[PROBLEM DETAILS]
Give only the number of lines in the data that contain the word "키오스크".

[WORKING DATA]
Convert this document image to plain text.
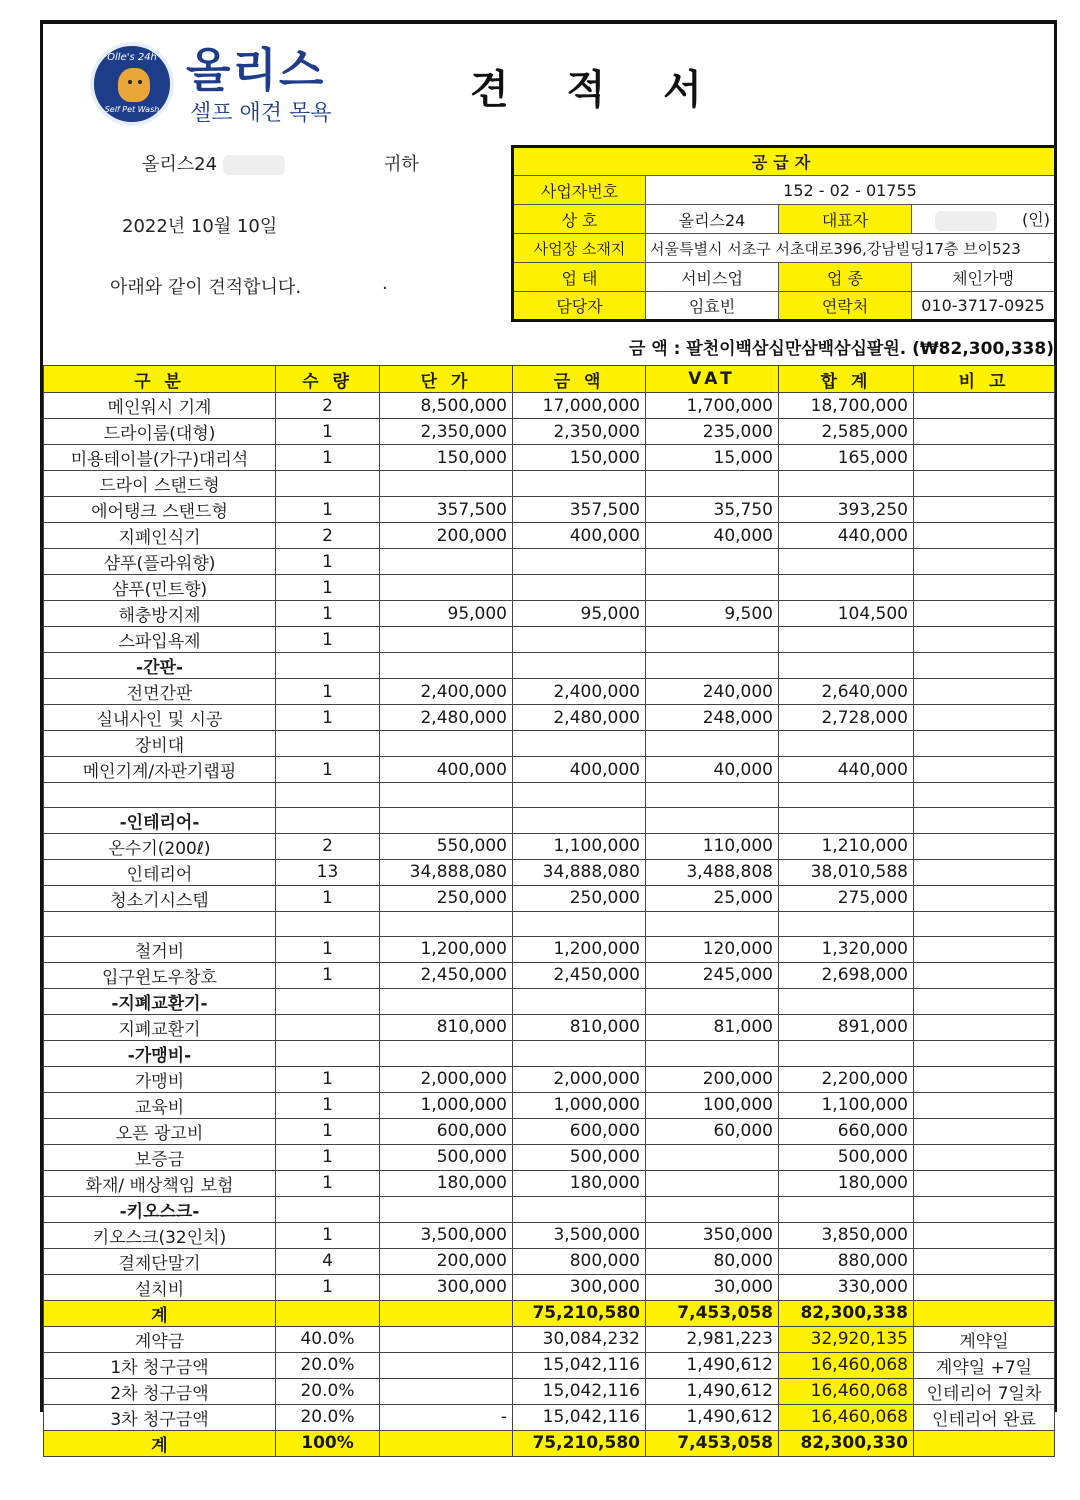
Olle's 24h
Self Pet Wash
올리스
셀프 애견 목욕
견 적 서
올리스24	귀하
2022년 10월 10일
아래와 같이 견적합니다.	.
공급자			
사업자번호	152 - 02 - 01755		
상 호	올리스24	대표자	(인)
사업장 소재지	서울특별시 서초구 서초대로396,강남빌딩17층 브이523		
업 태	서비스업	업 종	체인가맹
담당자	임효빈	연락처	010-3717-0925
금 액 : 팔천이백삼십만삼백삼십팔원. (₩82,300,338)
구 분	수 량	단 가	금 액	VAT	합 계	비 고
메인워시 기계	2	8,500,000	17,000,000	1,700,000	18,700,000	
드라이룸(대형)	1	2,350,000	2,350,000	235,000	2,585,000	
미용테이블(가구)대리석	1	150,000	150,000	15,000	165,000	
드라이 스탠드형						
에어탱크 스탠드형	1	357,500	357,500	35,750	393,250	
지폐인식기	2	200,000	400,000	40,000	440,000	
샴푸(플라워향)	1					
샴푸(민트향)	1					
해충방지제	1	95,000	95,000	9,500	104,500	
스파입욕제	1					
-간판-						
전면간판	1	2,400,000	2,400,000	240,000	2,640,000	
실내사인 및 시공	1	2,480,000	2,480,000	248,000	2,728,000	
장비대						
메인기계/자판기랩핑	1	400,000	400,000	40,000	440,000	

-인테리어-						
온수기(200ℓ)	2	550,000	1,100,000	110,000	1,210,000	
인테리어	13	34,888,080	34,888,080	3,488,808	38,010,588	
청소기시스템	1	250,000	250,000	25,000	275,000	

철거비	1	1,200,000	1,200,000	120,000	1,320,000	
입구윈도우창호	1	2,450,000	2,450,000	245,000	2,698,000	
-지폐교환기-						
지폐교환기		810,000	810,000	81,000	891,000	
-가맹비-						
가맹비	1	2,000,000	2,000,000	200,000	2,200,000	
교육비	1	1,000,000	1,000,000	100,000	1,100,000	
오픈 광고비	1	600,000	600,000	60,000	660,000	
보증금	1	500,000	500,000		500,000	
화재/ 배상책임 보험	1	180,000	180,000		180,000	
-키오스크-						
키오스크(32인치)	1	3,500,000	3,500,000	350,000	3,850,000	
결제단말기	4	200,000	800,000	80,000	880,000	
설치비	1	300,000	300,000	30,000	330,000	
계			75,210,580	7,453,058	82,300,338	
계약금	40.0%		30,084,232	2,981,223	32,920,135	계약일
1차 청구금액	20.0%		15,042,116	1,490,612	16,460,068	계약일 +7일
2차 청구금액	20.0%		15,042,116	1,490,612	16,460,068	인테리어 7일차
3차 청구금액	20.0%	-	15,042,116	1,490,612	16,460,068	인테리어 완료
계	100%		75,210,580	7,453,058	82,300,330	
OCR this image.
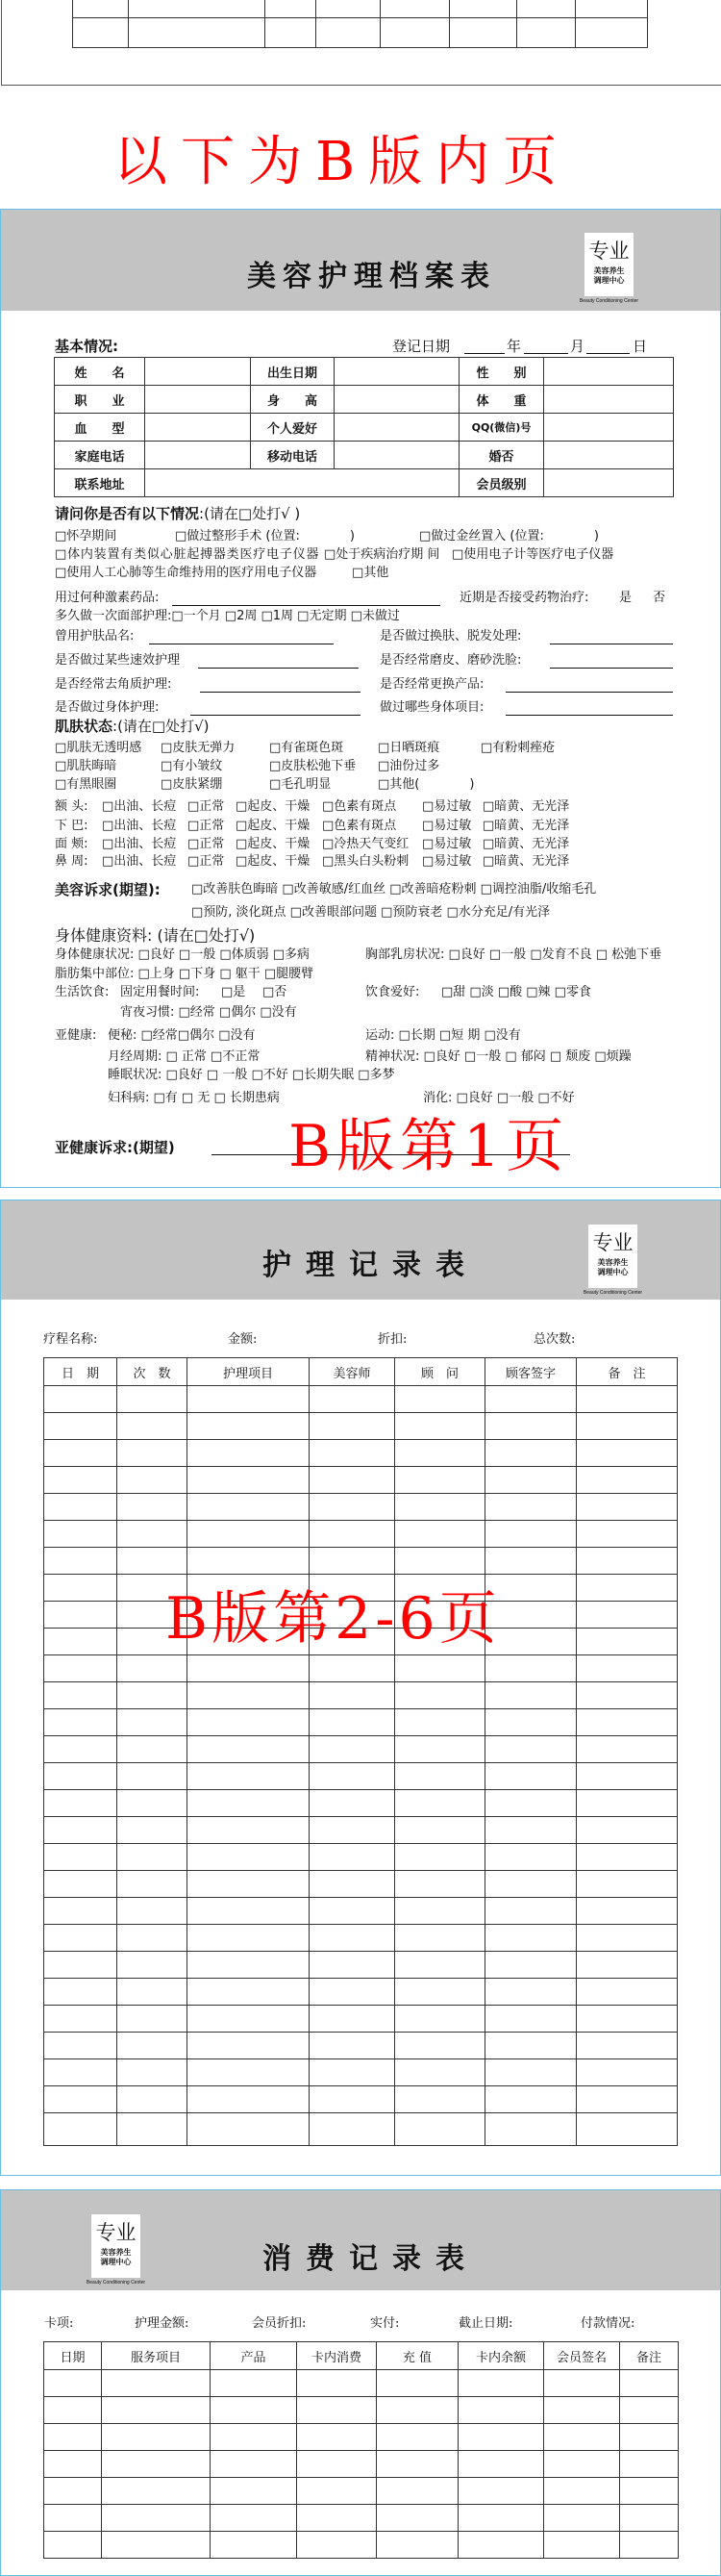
以下为B版内页
美容护理档案表
专业
美容养生
调理中心
Beauty Conditioning Center
基本情况:	登记日期	年	月	日
姓　　名		出生日期		性　　别	
职　　业		身　　高		体　　重	
血　　型		个人爱好		QQ(微信)号	
家庭电话		移动电话		婚否	
联系地址				会员级别	
请问你是否有以下情况:(请在□处打√ )
□怀孕期间	□做过整形手术 (位置:　　　　)	□做过金丝置入 (位置:　　　　)
□体内装置有类似心脏起搏器类医疗电子仪器 □处于疾病治疗期 间 □使用电子计等医疗电子仪器
□使用人工心肺等生命维持用的医疗用电子仪器	□其他
用过何种激素药品:	近期是否接受药物治疗: 是 否
多久做一次面部护理:□一个月 □2周 □1周 □无定期 □未做过
曾用护肤品名:	是否做过换肤、脱发处理:
是否做过某些速效护理	是否经常磨皮、磨砂洗脸:
是否经常去角质护理:	是否经常更换产品:
是否做过身体护理:	做过哪些身体项目:
肌肤状态:(请在□处打√)
□肌肤无透明感 □皮肤无弹力	□有雀斑色斑	□日晒斑痕	□有粉刺痤疮
□肌肤晦暗	□有小皱纹	□皮肤松弛下垂 □油份过多
□有黑眼圈	□皮肤紧绷	□毛孔明显	□其他(　　　　)
额 头: □出油、长痘 □正常 □起皮、干燥 □色素有斑点 □易过敏 □暗黄、无光泽
下 巴: □出油、长痘 □正常 □起皮、干燥 □色素有斑点 □易过敏 □暗黄、无光泽
面 颊: □出油、长痘 □正常 □起皮、干燥 □冷热天气变红 □易过敏 □暗黄、无光泽
鼻 周: □出油、长痘 □正常 □起皮、干燥 □黑头白头粉刺 □易过敏 □暗黄、无光泽
美容诉求(期望): □改善肤色晦暗 □改善敏感/红血丝 □改善暗疮粉刺 □调控油脂/收缩毛孔
□预防, 淡化斑点 □改善眼部问题 □预防衰老 □水分充足/有光泽
身体健康资料: (请在□处打√)
身体健康状况: □良好 □一般 □体质弱 □多病	胸部乳房状况: □良好 □一般 □发育不良 □ 松弛下垂
脂肪集中部位: □上身 □下身 □ 躯干 □腿腰臂
生活饮食: 固定用餐时间: □是 □否	饮食爱好: □甜 □淡 □酸 □辣 □零食
宵夜习惯: □经常 □偶尔 □没有
亚健康: 便秘: □经常□偶尔 □没有	运动: □长期 □短 期 □没有
月经周期: □ 正常 □不正常	精神状况: □良好 □一般 □ 郁闷 □ 颓废 □烦躁
睡眠状况: □良好 □ 一般 □不好 □长期失眠 □多梦
妇科病: □有 □ 无 □ 长期患病	消化: □良好 □一般 □不好
亚健康诉求:(期望) B版第1页
护理记录表
专业
美容养生
调理中心
Beauty Conditioning Center
疗程名称:	金额:	折扣:	总次数:
日　期	次　数	护理项目	美容师	顾　问	顾客签字	备　注

B版第2-6页
消费记录表
专业
美容养生
调理中心
Beauty Conditioning Center
卡项:	护理金额:	会员折扣:	实付:	截止日期:	付款情况:
日期	服务项目	产品	卡内消费	充 值	卡内余额	会员签名	备注
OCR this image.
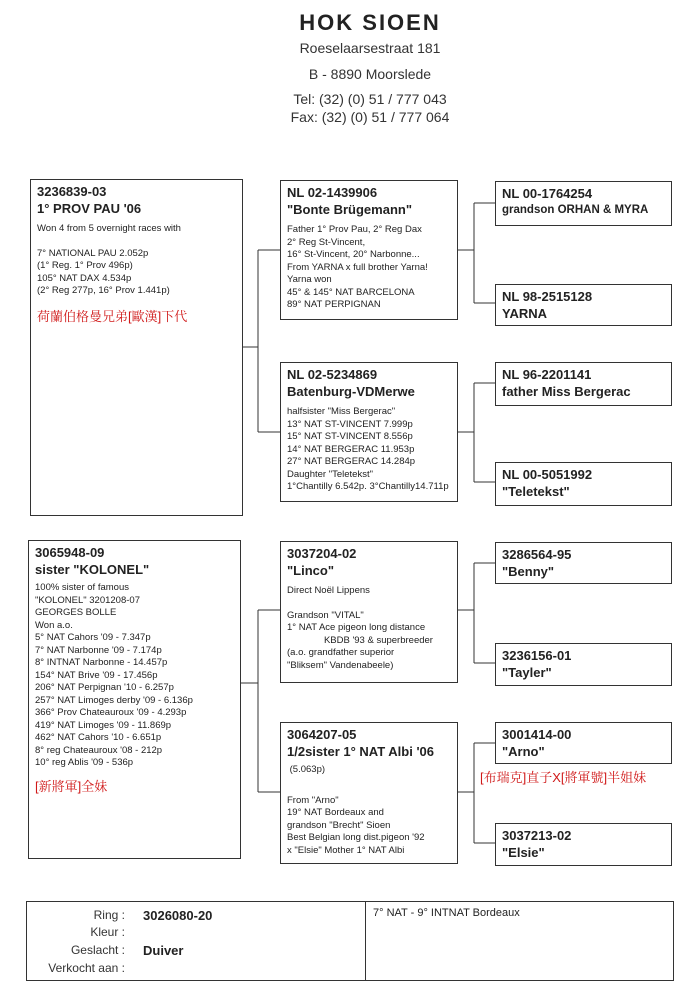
HOK SIOEN
Roeselaarsestraat 181
B - 8890 Moorslede
Tel: (32) (0) 51 / 777 043
Fax: (32) (0) 51 / 777 064
3236839-03
1° PROV PAU '06
Won 4 from 5 overnight races with
7° NATIONAL PAU 2.052p
(1° Reg. 1° Prov 496p)
105° NAT DAX 4.534p
(2° Reg 277p, 16° Prov 1.441p)
荷蘭伯格曼兄弟[歐漢]下代
NL 02-1439906
"Bonte Brügemann"
Father 1° Prov Pau, 2° Reg Dax
2° Reg St-Vincent,
16° St-Vincent, 20° Narbonne...
From YARNA x full brother Yarna!
Yarna won
45° & 145° NAT BARCELONA
89° NAT PERPIGNAN
NL 00-1764254
grandson ORHAN & MYRA
NL 98-2515128
YARNA
NL 02-5234869
Batenburg-VDMerwe
halfsister "Miss Bergerac"
13° NAT ST-VINCENT 7.999p
15° NAT ST-VINCENT 8.556p
14° NAT BERGERAC 11.953p
27° NAT BERGERAC 14.284p
Daughter "Teletekst"
1°Chantilly 6.542p. 3°Chantilly14.711p
NL 96-2201141
father Miss Bergerac
NL 00-5051992
"Teletekst"
3065948-09
sister "KOLONEL"
100% sister of famous
"KOLONEL" 3201208-07
GEORGES BOLLE
Won a.o.
5° NAT Cahors '09 - 7.347p
7° NAT Narbonne '09 - 7.174p
8° INTNAT Narbonne - 14.457p
154° NAT Brive '09 - 17.456p
206° NAT Perpignan '10 - 6.257p
257° NAT Limoges derby '09 - 6.136p
366° Prov Chateauroux '09 - 4.293p
419° NAT Limoges '09 - 11.869p
462° NAT Cahors '10 - 6.651p
8° reg Chateauroux '08 - 212p
10° reg Ablis '09 - 536p
[新將軍]全妹
3037204-02
"Linco"
Direct Noël Lippens
Grandson "VITAL"
1° NAT Ace pigeon long distance
KBDB '93 & superbreeder
(a.o. grandfather superior
"Bliksem" Vandenabeele)
3286564-95
"Benny"
3236156-01
"Tayler"
3064207-05
1/2sister 1° NAT Albi '06
(5.063p)
From "Arno"
19° NAT Bordeaux and
grandson "Brecht" Sioen
Best Belgian long dist.pigeon '92
x "Elsie" Mother 1° NAT Albi
3001414-00
"Arno"
[布瑞克]直子X[將軍號]半姐妹
3037213-02
"Elsie"
Ring : 3026080-20
Kleur :
Geslacht : Duiver
Verkocht aan :
7° NAT - 9° INTNAT Bordeaux
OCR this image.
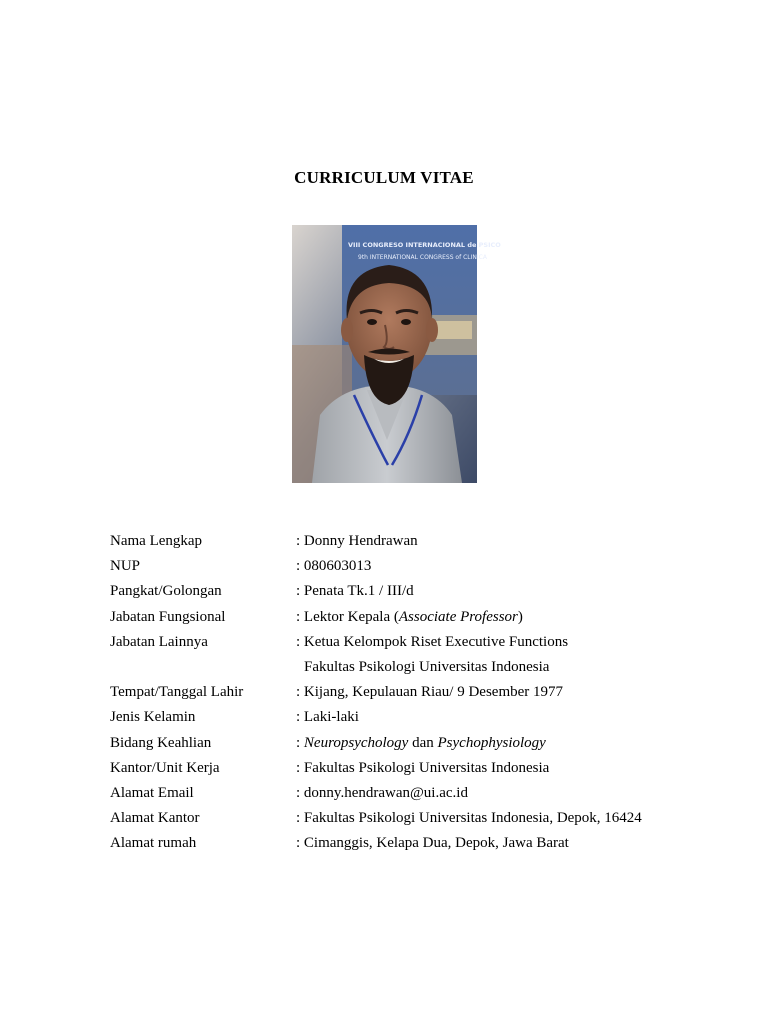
CURRICULUM VITAE
VIII CONGRESO INTERNACIONAL de PSICO
9th INTERNATIONAL CONGRESS of CLINICA
Nama Lengkap	: Donny Hendrawan
NUP	: 080603013
Pangkat/Golongan	: Penata Tk.1 / III/d
Jabatan Fungsional	: Lektor Kepala (Associate Professor)
Jabatan Lainnya	: Ketua Kelompok Riset Executive Functions
Fakultas Psikologi Universitas Indonesia
Tempat/Tanggal Lahir	: Kijang, Kepulauan Riau/ 9 Desember 1977
Jenis Kelamin	: Laki-laki
Bidang Keahlian	: Neuropsychology dan Psychophysiology
Kantor/Unit Kerja	: Fakultas Psikologi Universitas Indonesia
Alamat Email	: donny.hendrawan@ui.ac.id
Alamat Kantor	: Fakultas Psikologi Universitas Indonesia, Depok, 16424
Alamat rumah	: Cimanggis, Kelapa Dua, Depok, Jawa Barat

[CORRECT OUTPUT]
2